▸ **Given text**:
## Begin
By contrast, I think work which takes a more traditional Databases approach (CodeQL, RDFox, ...) focus a little less on ubiquitous high-performance range-indexed insertion in a tight loop, and focus a little more on supporting robust querying and especially operating on streams. There is some very cool related work there in differential dataflow (upon which differential Datalog is built). There is a solver there named DDlog (written in Rust) which takes that approach. Our in-house experiments show that DDlog is often a constant factor slower than Souffle on GPUs, and we did not directly compare against DDlog in this paper--I expect the results would be roughly similar to Souffle.

zozbot234 · on Dec 4, 2023

> To start off: Datalog is distinguished from traditional SQL in its focus on heavily-recursive reachability-based reasoning.

This was historically true but SQL has CTE's and recursive CTE's these days, and even some extra syntactic sugar for reachability query's. And of course (given the former) "inference" and "deduction" over data are just a CREATE VIEW statement away. This is the "you know all of the rules up-front" part; a VIEW is just a query that you do know upfront. Most uses of "deductive" databases are just for querying within some in-memory database, which is not really playing in the same league as a fully general RDBMS. This is not intended to dismiss the work in OP, of course; if anything, its applicability need not be restricted to a tiny niche of software intended for specific application areas, and can be quite a bit broader than that.
## End
▸ **Exercise task 1**:
According to the Datalog discussion, in what language is the DDlog solver written?
▸ **Exercise task 2**:
From the Datalog discussion, reproduce everything from "By contrast, I" down to "heavily-recursive reachability-based reasoning.".

▸ **Data section**:
## Begin
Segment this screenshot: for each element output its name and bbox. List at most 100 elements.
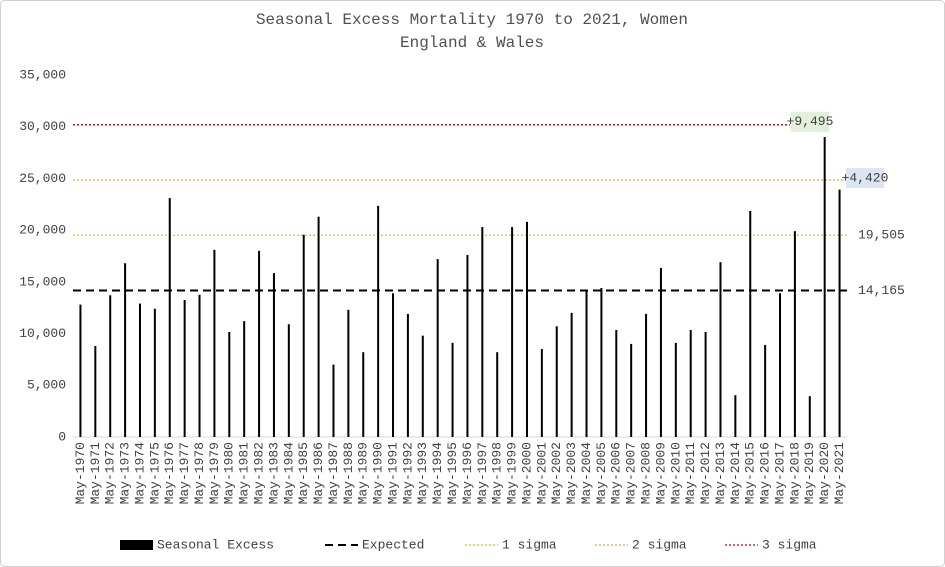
## End
▸ **Final result 1**:
Rust

▸ **Final result 2**:
By contrast, I think work which takes a more traditional Databases approach (CodeQL, RDFox, ...) focus a little less on ubiquitous high-performance range-indexed insertion in a tight loop, and focus a little more on supporting robust querying and especially operating on streams. There is some very cool related work there in differential dataflow (upon which differential Datalog is built). There is a solver there named DDlog (written in Rust) which takes that approach. Our in-house experiments show that DDlog is often a constant factor slower than Souffle on GPUs, and we did not directly compare against DDlog in this paper--I expect the results would be roughly similar to Souffle.

zozbot234 · on Dec 4, 2023

> To start off: Datalog is distinguished from traditional SQL in its focus on heavily-recursive reachability-based reasoning.